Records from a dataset
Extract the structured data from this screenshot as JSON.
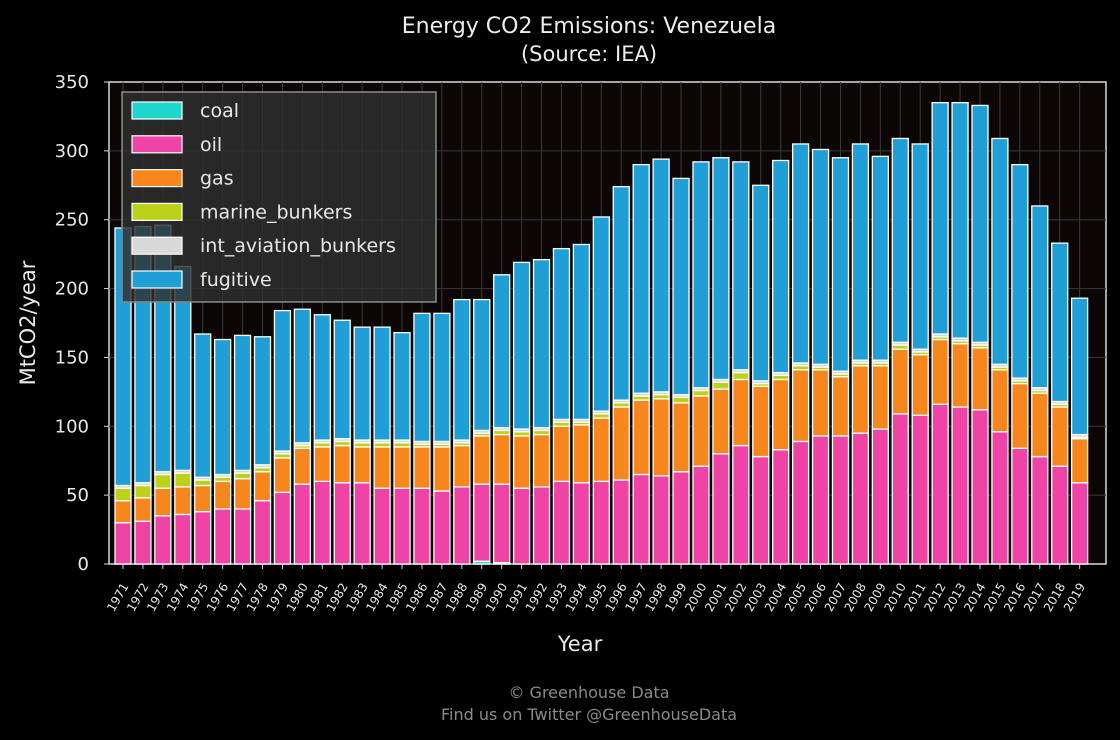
{
  "footer": {
    "line1": "© Greenhouse Data",
    "line2": "Find us on Twitter @GreenhouseData"
  },
  "colors": {
    "background": "#000000",
    "plot_background": "#0d0606",
    "grid": "#3a3a3a",
    "coal": "#1fd6cc",
    "oil": "#f043a6",
    "gas": "#f7861c",
    "marine_bunkers": "#bcd21a",
    "int_aviation_bunkers": "#d8d8d8",
    "fugitive": "#1f9fd6"
  },
  "chart_data": {
    "type": "bar",
    "stacked": true,
    "title": "Energy CO2 Emissions: Venezuela",
    "subtitle": "(Source: IEA)",
    "xlabel": "Year",
    "ylabel": "MtCO2/year",
    "ylim": [
      0,
      350
    ],
    "yticks": [
      0,
      50,
      100,
      150,
      200,
      250,
      300,
      350
    ],
    "grid": true,
    "legend_position": "top-left",
    "categories": [
      "1971",
      "1972",
      "1973",
      "1974",
      "1975",
      "1976",
      "1977",
      "1978",
      "1979",
      "1980",
      "1981",
      "1982",
      "1983",
      "1984",
      "1985",
      "1986",
      "1987",
      "1988",
      "1989",
      "1990",
      "1991",
      "1992",
      "1993",
      "1994",
      "1995",
      "1996",
      "1997",
      "1998",
      "1999",
      "2000",
      "2001",
      "2002",
      "2003",
      "2004",
      "2005",
      "2006",
      "2007",
      "2008",
      "2009",
      "2010",
      "2011",
      "2012",
      "2013",
      "2014",
      "2015",
      "2016",
      "2017",
      "2018",
      "2019"
    ],
    "series": [
      {
        "name": "coal",
        "color": "#1fd6cc",
        "values": [
          0,
          0,
          0,
          0,
          0,
          0,
          0,
          0,
          0,
          0,
          0,
          0,
          0,
          0,
          0,
          0,
          0,
          0,
          2,
          1,
          0,
          0,
          0,
          0,
          0,
          0,
          0,
          0,
          0,
          0,
          0,
          0,
          0,
          0,
          0,
          0,
          0,
          0,
          0,
          0,
          0,
          0,
          0,
          0,
          0,
          0,
          0,
          0,
          0
        ]
      },
      {
        "name": "oil",
        "color": "#f043a6",
        "values": [
          30,
          31,
          35,
          36,
          38,
          40,
          40,
          46,
          52,
          58,
          60,
          59,
          59,
          55,
          55,
          55,
          53,
          56,
          56,
          57,
          55,
          56,
          60,
          59,
          60,
          61,
          65,
          64,
          67,
          71,
          80,
          86,
          78,
          83,
          89,
          93,
          93,
          95,
          98,
          109,
          108,
          116,
          114,
          112,
          96,
          84,
          78,
          71,
          59
        ]
      },
      {
        "name": "gas",
        "color": "#f7861c",
        "values": [
          16,
          17,
          20,
          20,
          19,
          20,
          22,
          21,
          25,
          26,
          25,
          27,
          26,
          30,
          30,
          30,
          32,
          30,
          35,
          36,
          38,
          38,
          40,
          42,
          46,
          53,
          54,
          56,
          50,
          51,
          47,
          48,
          51,
          51,
          52,
          48,
          43,
          49,
          46,
          47,
          44,
          47,
          46,
          45,
          45,
          47,
          46,
          43,
          32
        ]
      },
      {
        "name": "marine_bunkers",
        "color": "#bcd21a",
        "values": [
          9,
          9,
          10,
          10,
          4,
          3,
          4,
          3,
          3,
          2,
          3,
          3,
          3,
          3,
          3,
          2,
          2,
          2,
          2,
          3,
          3,
          3,
          3,
          2,
          3,
          3,
          3,
          3,
          4,
          4,
          5,
          5,
          2,
          3,
          3,
          2,
          2,
          2,
          2,
          3,
          2,
          2,
          2,
          2,
          2,
          2,
          2,
          2,
          1
        ]
      },
      {
        "name": "int_aviation_bunkers",
        "color": "#d8d8d8",
        "values": [
          2,
          2,
          2,
          2,
          2,
          2,
          2,
          2,
          2,
          2,
          2,
          2,
          2,
          2,
          2,
          2,
          2,
          2,
          2,
          2,
          2,
          2,
          2,
          2,
          2,
          2,
          2,
          2,
          2,
          2,
          2,
          2,
          2,
          2,
          2,
          2,
          2,
          2,
          2,
          2,
          2,
          2,
          2,
          2,
          2,
          2,
          2,
          2,
          2
        ]
      },
      {
        "name": "fugitive",
        "color": "#1f9fd6",
        "values": [
          187,
          186,
          179,
          148,
          104,
          98,
          98,
          93,
          102,
          97,
          91,
          86,
          82,
          82,
          78,
          93,
          93,
          102,
          95,
          111,
          121,
          122,
          124,
          127,
          141,
          155,
          166,
          169,
          157,
          164,
          161,
          151,
          142,
          154,
          159,
          156,
          155,
          157,
          148,
          148,
          149,
          168,
          171,
          172,
          164,
          155,
          132,
          115,
          99
        ]
      }
    ]
  }
}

- WRITTEN INSTRUCTION
Display every line of the listing that contains the string "name".

- TASK RESPONSE
        "name": "coal",
        "name": "oil",
        "name": "gas",
        "name": "marine_bunkers",
        "name": "int_aviation_bunkers",
        "name": "fugitive",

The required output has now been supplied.